Entries of transcribed document text:
──────────

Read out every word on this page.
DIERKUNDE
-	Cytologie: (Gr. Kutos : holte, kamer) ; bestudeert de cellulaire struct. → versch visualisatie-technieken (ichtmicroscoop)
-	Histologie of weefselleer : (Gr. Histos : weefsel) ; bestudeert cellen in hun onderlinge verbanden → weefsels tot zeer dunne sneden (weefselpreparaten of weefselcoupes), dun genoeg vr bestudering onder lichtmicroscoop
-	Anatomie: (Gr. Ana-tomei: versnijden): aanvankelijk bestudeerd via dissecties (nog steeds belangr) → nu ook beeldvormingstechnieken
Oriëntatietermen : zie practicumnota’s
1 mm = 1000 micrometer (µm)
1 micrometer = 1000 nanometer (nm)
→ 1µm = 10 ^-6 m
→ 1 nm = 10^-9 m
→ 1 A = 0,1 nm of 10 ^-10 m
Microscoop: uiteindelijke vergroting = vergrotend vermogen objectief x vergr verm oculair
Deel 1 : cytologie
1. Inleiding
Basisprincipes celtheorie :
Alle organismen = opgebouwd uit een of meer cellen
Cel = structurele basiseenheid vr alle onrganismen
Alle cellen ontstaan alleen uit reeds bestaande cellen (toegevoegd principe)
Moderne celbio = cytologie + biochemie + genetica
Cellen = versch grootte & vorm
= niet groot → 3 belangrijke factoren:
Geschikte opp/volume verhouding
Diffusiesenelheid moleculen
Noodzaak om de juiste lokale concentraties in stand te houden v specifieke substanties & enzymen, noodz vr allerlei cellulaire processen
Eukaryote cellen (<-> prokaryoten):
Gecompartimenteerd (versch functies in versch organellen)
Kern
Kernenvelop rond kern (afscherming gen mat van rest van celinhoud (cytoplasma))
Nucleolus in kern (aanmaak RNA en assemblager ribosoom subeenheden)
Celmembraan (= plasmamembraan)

──────────

* EXERCISE DESCRIPTION *
Return all the data exactly as given.

* EXPECTED ANSWER *
Read out every word on this page.
DIERKUNDE
-	Cytologie: (Gr. Kutos : holte, kamer) ; bestudeert de cellulaire struct. → versch visualisatie-technieken (ichtmicroscoop)
-	Histologie of weefselleer : (Gr. Histos : weefsel) ; bestudeert cellen in hun onderlinge verbanden → weefsels tot zeer dunne sneden (weefselpreparaten of weefselcoupes), dun genoeg vr bestudering onder lichtmicroscoop
-	Anatomie: (Gr. Ana-tomei: versnijden): aanvankelijk bestudeerd via dissecties (nog steeds belangr) → nu ook beeldvormingstechnieken
Oriëntatietermen : zie practicumnota’s
1 mm = 1000 micrometer (µm)
1 micrometer = 1000 nanometer (nm)
→ 1µm = 10 ^-6 m
→ 1 nm = 10^-9 m
→ 1 A = 0,1 nm of 10 ^-10 m
Microscoop: uiteindelijke vergroting = vergrotend vermogen objectief x vergr verm oculair
Deel 1 : cytologie
1. Inleiding
Basisprincipes celtheorie :
Alle organismen = opgebouwd uit een of meer cellen
Cel = structurele basiseenheid vr alle onrganismen
Alle cellen ontstaan alleen uit reeds bestaande cellen (toegevoegd principe)
Moderne celbio = cytologie + biochemie + genetica
Cellen = versch grootte & vorm
= niet groot → 3 belangrijke factoren:
Geschikte opp/volume verhouding
Diffusiesenelheid moleculen
Noodzaak om de juiste lokale concentraties in stand te houden v specifieke substanties & enzymen, noodz vr allerlei cellulaire processen
Eukaryote cellen (<-> prokaryoten):
Gecompartimenteerd (versch functies in versch organellen)
Kern
Kernenvelop rond kern (afscherming gen mat van rest van celinhoud (cytoplasma))
Nucleolus in kern (aanmaak RNA en assemblager ribosoom subeenheden)
Celmembraan (= plasmamembraan)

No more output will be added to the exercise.